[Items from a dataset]
☆ ☆ ☆ ☆ ☆

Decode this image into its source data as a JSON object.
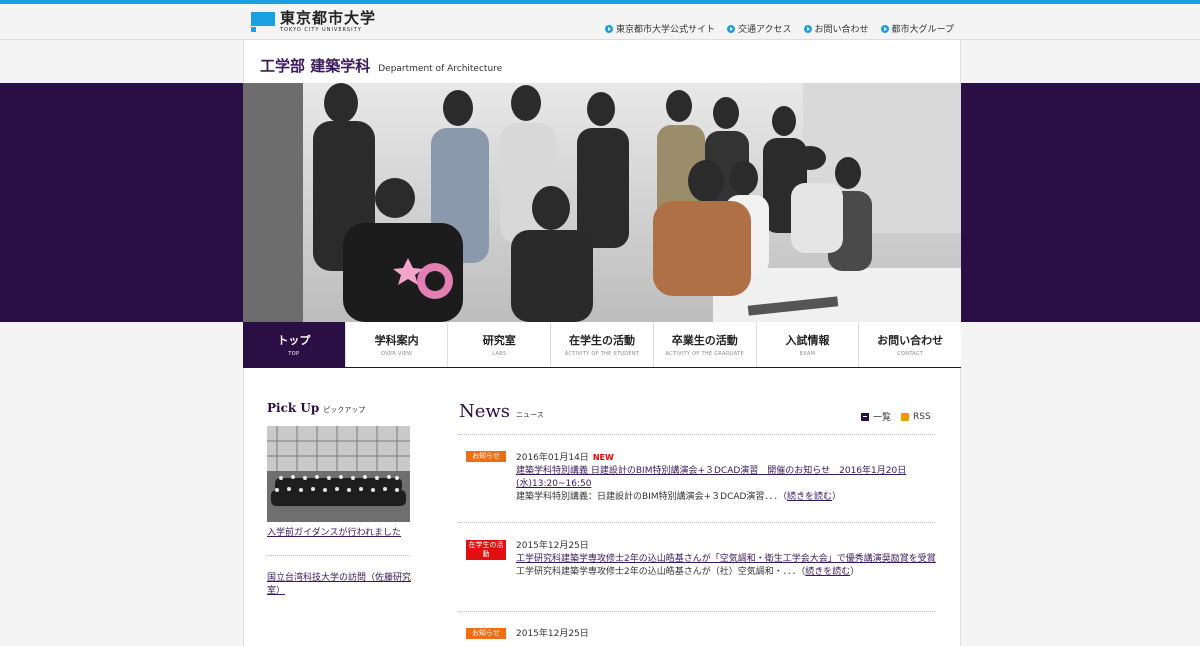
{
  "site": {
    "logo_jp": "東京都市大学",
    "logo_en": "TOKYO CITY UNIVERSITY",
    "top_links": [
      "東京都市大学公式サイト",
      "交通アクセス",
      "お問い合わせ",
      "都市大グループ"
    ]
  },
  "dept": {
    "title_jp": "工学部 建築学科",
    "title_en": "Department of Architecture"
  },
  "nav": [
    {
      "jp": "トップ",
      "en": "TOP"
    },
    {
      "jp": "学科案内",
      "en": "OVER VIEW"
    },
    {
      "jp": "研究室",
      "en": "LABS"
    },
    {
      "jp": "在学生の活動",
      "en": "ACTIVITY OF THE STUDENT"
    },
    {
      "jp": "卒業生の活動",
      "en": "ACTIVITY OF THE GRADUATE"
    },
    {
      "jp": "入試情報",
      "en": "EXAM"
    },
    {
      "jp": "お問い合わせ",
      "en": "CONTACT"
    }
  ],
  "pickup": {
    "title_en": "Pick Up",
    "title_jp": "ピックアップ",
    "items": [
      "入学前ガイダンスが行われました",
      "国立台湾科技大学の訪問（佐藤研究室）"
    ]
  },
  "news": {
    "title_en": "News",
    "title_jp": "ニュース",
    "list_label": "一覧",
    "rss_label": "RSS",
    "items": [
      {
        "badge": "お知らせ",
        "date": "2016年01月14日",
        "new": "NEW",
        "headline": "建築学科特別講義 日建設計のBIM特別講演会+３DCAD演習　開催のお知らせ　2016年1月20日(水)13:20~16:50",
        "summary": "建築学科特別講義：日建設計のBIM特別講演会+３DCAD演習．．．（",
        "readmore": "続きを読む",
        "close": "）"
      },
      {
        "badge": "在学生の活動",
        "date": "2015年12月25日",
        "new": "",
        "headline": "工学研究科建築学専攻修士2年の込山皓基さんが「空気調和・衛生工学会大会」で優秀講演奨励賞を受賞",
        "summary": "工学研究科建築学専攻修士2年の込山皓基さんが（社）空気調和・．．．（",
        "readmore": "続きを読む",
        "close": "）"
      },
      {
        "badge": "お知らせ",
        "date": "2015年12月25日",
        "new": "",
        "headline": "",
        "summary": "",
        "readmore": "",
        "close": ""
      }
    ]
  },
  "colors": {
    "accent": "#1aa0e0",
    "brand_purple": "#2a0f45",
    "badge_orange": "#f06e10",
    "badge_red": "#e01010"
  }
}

☆ ☆ ☆ ☆ ☆

§ **PROBLEM TO SOLVE**: Without the pictures, print the records in full, exactly as they appear.

§ **ANSWER**:
Decode this image into its source data as a JSON object.
{
  "site": {
    "logo_jp": "東京都市大学",
    "logo_en": "TOKYO CITY UNIVERSITY",
    "top_links": [
      "東京都市大学公式サイト",
      "交通アクセス",
      "お問い合わせ",
      "都市大グループ"
    ]
  },
  "dept": {
    "title_jp": "工学部 建築学科",
    "title_en": "Department of Architecture"
  },
  "nav": [
    {
      "jp": "トップ",
      "en": "TOP"
    },
    {
      "jp": "学科案内",
      "en": "OVER VIEW"
    },
    {
      "jp": "研究室",
      "en": "LABS"
    },
    {
      "jp": "在学生の活動",
      "en": "ACTIVITY OF THE STUDENT"
    },
    {
      "jp": "卒業生の活動",
      "en": "ACTIVITY OF THE GRADUATE"
    },
    {
      "jp": "入試情報",
      "en": "EXAM"
    },
    {
      "jp": "お問い合わせ",
      "en": "CONTACT"
    }
  ],
  "pickup": {
    "title_en": "Pick Up",
    "title_jp": "ピックアップ",
    "items": [
      "入学前ガイダンスが行われました",
      "国立台湾科技大学の訪問（佐藤研究室）"
    ]
  },
  "news": {
    "title_en": "News",
    "title_jp": "ニュース",
    "list_label": "一覧",
    "rss_label": "RSS",
    "items": [
      {
        "badge": "お知らせ",
        "date": "2016年01月14日",
        "new": "NEW",
        "headline": "建築学科特別講義 日建設計のBIM特別講演会+３DCAD演習　開催のお知らせ　2016年1月20日(水)13:20~16:50",
        "summary": "建築学科特別講義：日建設計のBIM特別講演会+３DCAD演習．．．（",
        "readmore": "続きを読む",
        "close": "）"
      },
      {
        "badge": "在学生の活動",
        "date": "2015年12月25日",
        "new": "",
        "headline": "工学研究科建築学専攻修士2年の込山皓基さんが「空気調和・衛生工学会大会」で優秀講演奨励賞を受賞",
        "summary": "工学研究科建築学専攻修士2年の込山皓基さんが（社）空気調和・．．．（",
        "readmore": "続きを読む",
        "close": "）"
      },
      {
        "badge": "お知らせ",
        "date": "2015年12月25日",
        "new": "",
        "headline": "",
        "summary": "",
        "readmore": "",
        "close": ""
      }
    ]
  },
  "colors": {
    "accent": "#1aa0e0",
    "brand_purple": "#2a0f45",
    "badge_orange": "#f06e10",
    "badge_red": "#e01010"
  }
}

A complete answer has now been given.